# start of Selection
Most gas pressure appliances manufactured before 1925 did not have internal pumps to pressurize the founts. Some models through the 1930’s lacked internal pumps as a cost saving measure. Different sizes of pumps were provided by the manufacturers to complement the size of the fount being pressurized.
Pumps made by the Akron Lamp Co., Akron, Ohio, are characterized by a round, ribbed, wooden knob. These nickel plated pumps have the common nipple tip (not threaded),
7/8″ in diameter, and with the end cap held in the barrel by 2 screws We don’t know the item number of the 9″ long pump on the bottom. The 7 1/2″ long lantern/lamp pump in the middle is item 352. The 69-E pump on the top, sold with irons, is 6″ long. These pumps are in Fil Graff’s collection.
AGM catalogs from 1917 and 1923 illustrate pumps that have the same style black wood handle as on this pump. The brass barrel is 13/16″ in diameter x 9 1/2″ long. The barrel has a threaded brass cap at the top end.
Pumps that we believe were made by American Gas Machine Co., Albert Lea, Minnesota. The upper pump has a brass barrel that is 10″ x 1.25″ and was once nickel plated. The pump in the middle has a brass barrel that is 8″ x 13/16″, while the bottom pump has a brass barrel and is 9.5″ x 13/16″. These three models have threaded top caps and ball shaped nipples. An Akron Lamp Co. catalog from circa 1920 includes an image of a pump as the middle one above. These pumps are in Neil McRae’s collection.
This pump is very similar in construction to the middle one in the previous image (above). The brass barrel is 9 1/2″ x 13/16″ and has a 3/16″ threaded nipple. This pump is in Shirley Willard’s collection; image by Neil McRae.
Another pump similar to the one above except with a different handle, the pump barrel is 6″ x 13/16″ diameter and has a threaded nipple that unscrews from the pump body.
The pump is in Ed Dennis’s collection.
Hook handled pumps possibly made by the American Gas Machine Co. The top pump has a nickel plated brass barrel, 6″ x, 7/8″, with a heavier, screw-on cap. The middle pump has a brass barrel, 6″ x 13/16″, with a screw-on cap and a rubber tubing connector with a screw-on nipple. The bottom pump has a brass barrel, 6″ x 7/8″, with a screw on cap. These pumps are in Loren Abernathy’s collection.
This is the disassembled pump from the AGM 277 lantern that you can see on this page. This safer design includes a small diameter tube, below”A”, that releases the pumped in air above the fuel in the fount preventing fuel from entering the pump well under pressure. The ball bearing, to the right of “B”, is held by air pressure against the opening from the pump well and serves as a check valve to prevent air from leaking out of the fount. The pump handle threads into the pump cap (upper left). The pointed end at “C” seals the opening when the pump handle is screwed into the cap.
This pump with the threaded attachment at the end of a short rubber tubing fits on the air screw of an AGM No. 3 stove. Mike Morgan got the stove and pump together. The barrel of the pump is 13/16″ in diameter and 6″ long.
This pump came with Brien Page’s Kampkook Model 6 stove. The dimensions are as on the above AGM pumps. A threaded nipple to attach to the stove is at the end of the short rubber tubing.
# end of Selection
# start of Entries provided
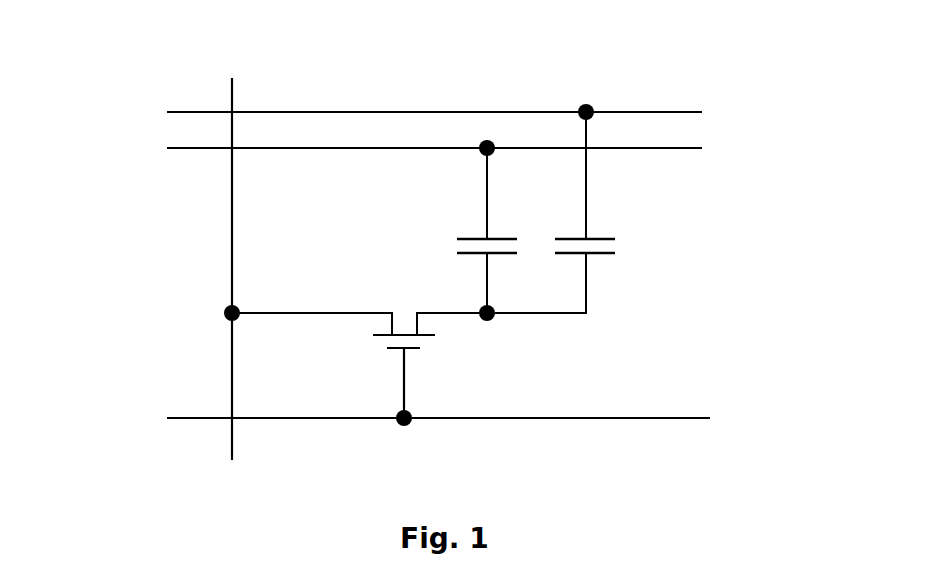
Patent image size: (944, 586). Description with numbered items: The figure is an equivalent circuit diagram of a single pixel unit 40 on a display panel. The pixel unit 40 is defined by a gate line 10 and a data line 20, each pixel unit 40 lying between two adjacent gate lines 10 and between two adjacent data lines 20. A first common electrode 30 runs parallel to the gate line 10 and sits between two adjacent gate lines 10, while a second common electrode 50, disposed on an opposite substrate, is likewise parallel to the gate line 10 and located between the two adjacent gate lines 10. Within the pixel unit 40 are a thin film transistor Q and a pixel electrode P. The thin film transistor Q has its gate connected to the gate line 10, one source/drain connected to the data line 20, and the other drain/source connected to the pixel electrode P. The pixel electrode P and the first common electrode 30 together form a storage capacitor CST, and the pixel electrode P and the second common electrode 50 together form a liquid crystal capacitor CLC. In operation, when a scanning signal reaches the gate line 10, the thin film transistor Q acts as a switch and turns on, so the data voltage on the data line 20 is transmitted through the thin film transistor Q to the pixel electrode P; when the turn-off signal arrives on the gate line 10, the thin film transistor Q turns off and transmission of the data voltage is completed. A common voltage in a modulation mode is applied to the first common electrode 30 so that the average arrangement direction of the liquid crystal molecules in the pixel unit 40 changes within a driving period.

The gate line 10 is at (203, 417).
The data line 20 is at (230, 245).
The first common electrode 30 is at (198, 148).
The pixel unit 40 is at (660, 198).
The second common electrode 50 is at (480, 112).
The thin film transistor Q is at (402, 312).
The storage capacitor CST is at (447, 250).
The liquid crystal capacitor CLC is at (615, 247).
The pixel electrode P is at (540, 313).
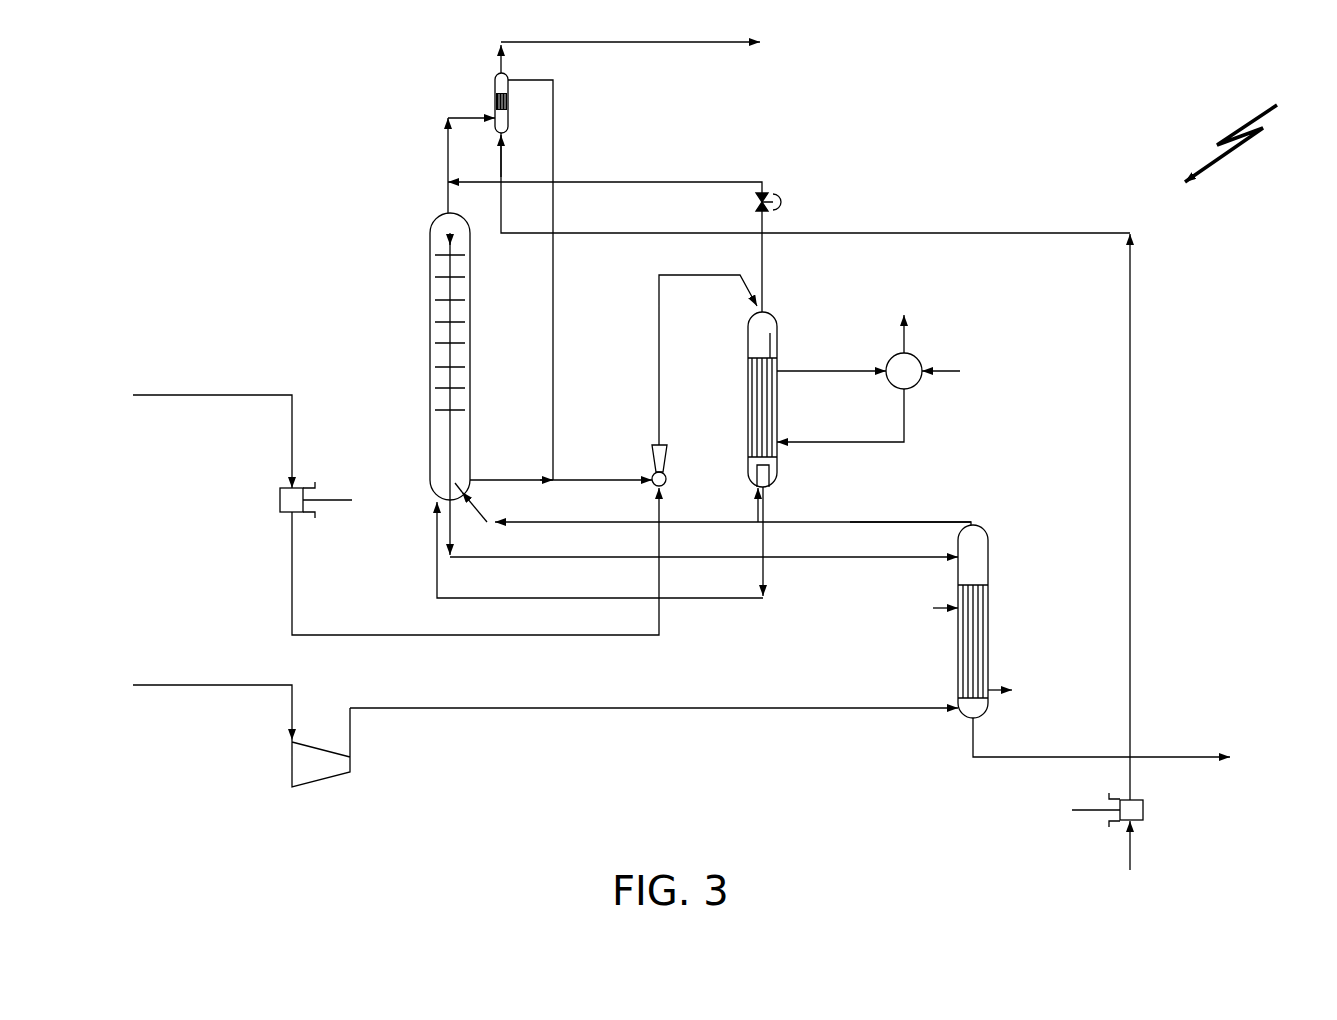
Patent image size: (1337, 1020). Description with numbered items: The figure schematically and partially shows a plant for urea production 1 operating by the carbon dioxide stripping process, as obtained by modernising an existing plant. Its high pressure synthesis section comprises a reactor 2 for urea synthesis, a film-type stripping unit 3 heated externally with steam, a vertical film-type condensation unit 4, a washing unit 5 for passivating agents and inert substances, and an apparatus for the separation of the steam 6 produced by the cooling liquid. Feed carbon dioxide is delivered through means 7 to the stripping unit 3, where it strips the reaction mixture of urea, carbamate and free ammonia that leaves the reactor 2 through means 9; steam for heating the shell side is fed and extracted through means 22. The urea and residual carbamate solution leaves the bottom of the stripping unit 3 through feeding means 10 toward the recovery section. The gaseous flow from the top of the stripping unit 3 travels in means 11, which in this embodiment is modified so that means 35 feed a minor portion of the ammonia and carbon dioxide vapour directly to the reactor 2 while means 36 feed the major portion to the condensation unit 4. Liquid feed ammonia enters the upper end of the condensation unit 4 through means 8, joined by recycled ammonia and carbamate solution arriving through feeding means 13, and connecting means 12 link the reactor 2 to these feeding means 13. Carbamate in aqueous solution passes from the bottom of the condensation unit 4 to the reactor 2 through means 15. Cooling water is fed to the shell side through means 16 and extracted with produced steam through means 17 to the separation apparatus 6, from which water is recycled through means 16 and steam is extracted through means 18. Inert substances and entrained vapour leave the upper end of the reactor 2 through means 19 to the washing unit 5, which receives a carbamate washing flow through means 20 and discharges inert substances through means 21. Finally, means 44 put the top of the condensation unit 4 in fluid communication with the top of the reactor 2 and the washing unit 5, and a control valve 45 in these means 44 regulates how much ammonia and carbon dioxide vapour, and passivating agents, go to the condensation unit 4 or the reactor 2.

The plant for urea production 1 is at (1247, 133).
The reactor 2 is at (428, 290).
The stripping unit 3 is at (990, 565).
The condensation unit 4 is at (747, 350).
The washing unit 5 is at (495, 82).
The apparatus for the separation of the steam 6 is at (913, 338).
The means for feeding feed carbon dioxide 7 is at (187, 687).
The means for feeding feed ammonia 8 is at (187, 397).
The means for feeding reaction mixture 9 is at (850, 559).
The feeding means to urea recovery section 10 is at (1005, 759).
The feeding means for the stripping gas 11 is at (850, 520).
The connecting means 12 is at (510, 478).
The feeding means for recycled ammonia and carbamate 13 is at (555, 205).
The feeding means for carbamate solution 15 is at (736, 600).
The means for feeding water 16 is at (954, 372).
The means for extracting water 17 is at (860, 372).
The means for extracting steam 18 is at (902, 338).
The means for feeding inert substances 19 is at (447, 160).
The means for feeding washing flow 20 is at (1133, 497).
The means for extracting inert substances 21 is at (710, 45).
The means for feeding and extracting steam 22 is at (935, 608).
The means for feeding minor portion to reactor 35 is at (672, 523).
The means for feeding major portion to condensation unit 36 is at (757, 510).
The means for fluid communication 44 is at (658, 180).
The control valve 45 is at (756, 202).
# end of Entries provided
[Parts of the exercise]
• a. According to the passage on gas appliance pumps, what kind of knob characterizes pumps made by the Akron Lamp Co.?
• b. Continue the passage on gas appliance pumps from the point where it ends.
The entries are not needed for the work that comes next.

[The results]
• a. A round, ribbed, wooden knob.

• b.
This pump appears to be No. P21 which appeared in the American Gas Machine Co. Catalog 19, circa 1912. It has a nickel plated brass barrel 7″ x 7/8″. The rubber connector ends in a threaded nipple. This pump is in Loren Abernathy’s collection.
Another American Gas Machine Co. large appliance pump. It has a 3/8″ threaded nipple on a brass barrel that is 12″ x 1.25″. The end cap is threaded to the barrel.
This large appliance pump may also be from AGM but has several differences from the preceding including a nipple that would be more appropriate for a hose. The nickel plated barrel is 10″ x 1 3/16″ diameter. This pump is in Jeff Johnson’s collection.
This AGM suction pump is the same as the preceding in size but has two leather washers (left) that are mounted in opposite directions so the pump pulls liquid up as well as expelling liquid. There is a fine mesh screen inside the nipple, making it very useful for emptying founts. This pump is in Shirley Willard’s collection.
AGM also made an Auto Syphon to transfer gasoline from a vehicle gas tank to a lantern or stove fount. The rubber tubing on this Auto Syphon has hardened with age. This accessory is in Brien Page’s collection.
This foot pump could have been used to pressurize tanks in hollow wire lighting systems. The hose which attached at the base is missing. The upper cylinder end cap is the same as found on American Gas Machine Co. pumps. The cylinder is nickel plated brass that is 12″ x 1 7/32″. This pump is in Loren Abernathy’s collection.
These three Coleman pumps are distinguished by the knob shape. They are brass barreled; the upper pump is nickel plated. The end caps are held by screws on the upper and lower pumps while metal indents fix the end cap on the middle pump. These pumps are 5″ x 7/8″. The pump at the bottom came with a Model 8A iron and is #410-585.
From the preceding you can tell that the upper pump is Akron and the lower pump is Coleman. The barrels are 5″ x 7/8″ but are made of aluminum, perhaps at a time when there was a shortage of brass & nickel. The pumps are in Neil McRae’s collection.
Coleman made these pumps, part no. 101-522 (top), which has a 9″ x 7/8″ nickel plated brass cylinder and Q33 (bottom) which is the same but only 8″ long and brass for pressurizing lanterns and lamps, although they could be used for other appliances as well. The top pump is in Neil McRae’s collection and the bottom pump is in Jeff Johnson’s collection.
Bob & Shirley Willard got this pump with their Coleman Model R reading lamp. The pump has a 9″ x 13/16″ nickel plated brass barrel and a 3/16″ threaded nipple to attach to the lamp’s needle valve (lower figure). Image by Neil McRae.
Coleman made this Filling Siphon so the lantern/stove owner could put fuel from his vehicle’s gas tank into the pressure appliance. The directions on the box tell the user to push the plunger (hollow rod on the right) into the pump and, while holding the siphon below the level of the gas tank, to keep your finger over the plunger hole and pull out the plunger as fast as it will go which will cause fuel to flow. This pump, in Hank Schroeder’s collection, is all original although the rubber tubing has deteriorated.
I believe that Coleman made this pump, which would be their # 451-522. It was once nickel plated but that has been removed. Note the wood end cap is significantly larger than the barrel diameter. The barrel is 10″ x 1.25″ and the end cap is held with screws.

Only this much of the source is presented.